[Start of MATERIAL SHOWN]

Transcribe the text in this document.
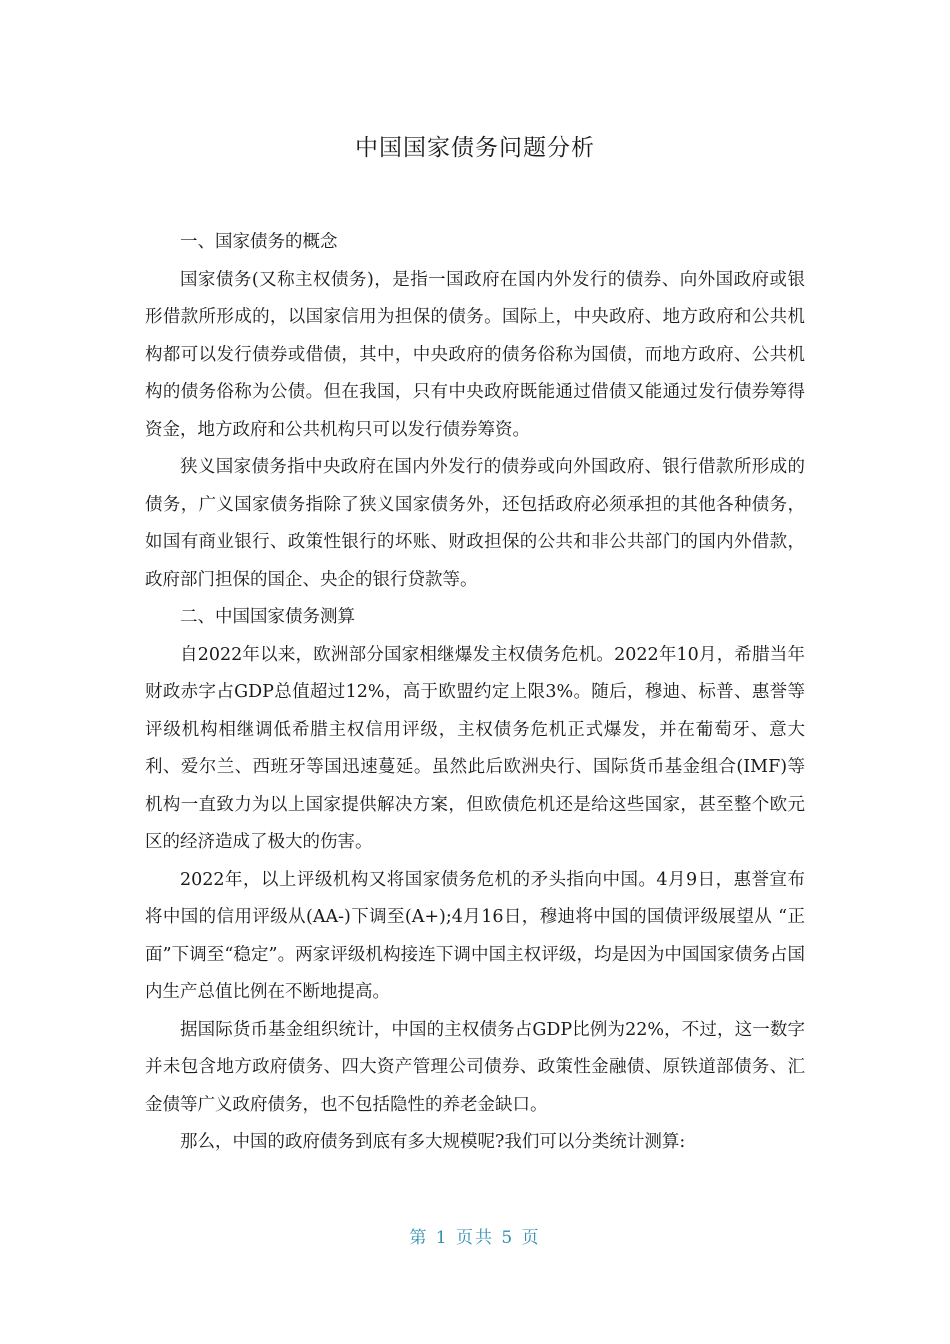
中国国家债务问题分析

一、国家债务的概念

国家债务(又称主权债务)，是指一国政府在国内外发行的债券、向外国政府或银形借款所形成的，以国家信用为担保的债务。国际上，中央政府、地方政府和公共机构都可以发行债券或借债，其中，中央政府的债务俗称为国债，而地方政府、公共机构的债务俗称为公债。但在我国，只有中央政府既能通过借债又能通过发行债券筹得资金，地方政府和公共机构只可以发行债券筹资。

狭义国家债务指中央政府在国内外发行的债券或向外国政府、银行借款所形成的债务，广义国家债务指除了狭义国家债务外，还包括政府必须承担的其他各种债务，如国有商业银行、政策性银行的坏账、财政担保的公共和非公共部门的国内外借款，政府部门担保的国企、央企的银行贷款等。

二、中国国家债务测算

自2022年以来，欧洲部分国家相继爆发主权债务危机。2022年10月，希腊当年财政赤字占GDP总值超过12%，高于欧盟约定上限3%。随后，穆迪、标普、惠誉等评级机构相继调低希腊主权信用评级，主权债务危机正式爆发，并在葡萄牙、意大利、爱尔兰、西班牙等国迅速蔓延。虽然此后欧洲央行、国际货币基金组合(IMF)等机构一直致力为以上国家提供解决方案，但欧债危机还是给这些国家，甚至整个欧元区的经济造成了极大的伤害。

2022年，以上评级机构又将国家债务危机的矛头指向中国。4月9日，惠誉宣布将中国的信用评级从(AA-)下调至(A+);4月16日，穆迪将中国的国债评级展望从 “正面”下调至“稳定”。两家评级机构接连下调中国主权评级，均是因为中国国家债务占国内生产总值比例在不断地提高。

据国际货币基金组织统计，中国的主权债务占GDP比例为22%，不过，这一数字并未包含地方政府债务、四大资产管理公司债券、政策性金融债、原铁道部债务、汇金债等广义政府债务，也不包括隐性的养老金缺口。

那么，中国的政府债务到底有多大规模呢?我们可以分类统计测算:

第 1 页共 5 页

[End of MATERIAL SHOWN]

:: BRIEF ::
Copy each line of the records precisely and drop any images they hold.

:: SOLUTION TO THE EXERCISE ::
Transcribe the text in this document.
中国国家债务问题分析

一、国家债务的概念

国家债务(又称主权债务)，是指一国政府在国内外发行的债券、向外国政府或银形借款所形成的，以国家信用为担保的债务。国际上，中央政府、地方政府和公共机构都可以发行债券或借债，其中，中央政府的债务俗称为国债，而地方政府、公共机构的债务俗称为公债。但在我国，只有中央政府既能通过借债又能通过发行债券筹得资金，地方政府和公共机构只可以发行债券筹资。

狭义国家债务指中央政府在国内外发行的债券或向外国政府、银行借款所形成的债务，广义国家债务指除了狭义国家债务外，还包括政府必须承担的其他各种债务，如国有商业银行、政策性银行的坏账、财政担保的公共和非公共部门的国内外借款，政府部门担保的国企、央企的银行贷款等。

二、中国国家债务测算

自2022年以来，欧洲部分国家相继爆发主权债务危机。2022年10月，希腊当年财政赤字占GDP总值超过12%，高于欧盟约定上限3%。随后，穆迪、标普、惠誉等评级机构相继调低希腊主权信用评级，主权债务危机正式爆发，并在葡萄牙、意大利、爱尔兰、西班牙等国迅速蔓延。虽然此后欧洲央行、国际货币基金组合(IMF)等机构一直致力为以上国家提供解决方案，但欧债危机还是给这些国家，甚至整个欧元区的经济造成了极大的伤害。

2022年，以上评级机构又将国家债务危机的矛头指向中国。4月9日，惠誉宣布将中国的信用评级从(AA-)下调至(A+);4月16日，穆迪将中国的国债评级展望从 “正面”下调至“稳定”。两家评级机构接连下调中国主权评级，均是因为中国国家债务占国内生产总值比例在不断地提高。

据国际货币基金组织统计，中国的主权债务占GDP比例为22%，不过，这一数字并未包含地方政府债务、四大资产管理公司债券、政策性金融债、原铁道部债务、汇金债等广义政府债务，也不包括隐性的养老金缺口。

那么，中国的政府债务到底有多大规模呢?我们可以分类统计测算:

第 1 页共 5 页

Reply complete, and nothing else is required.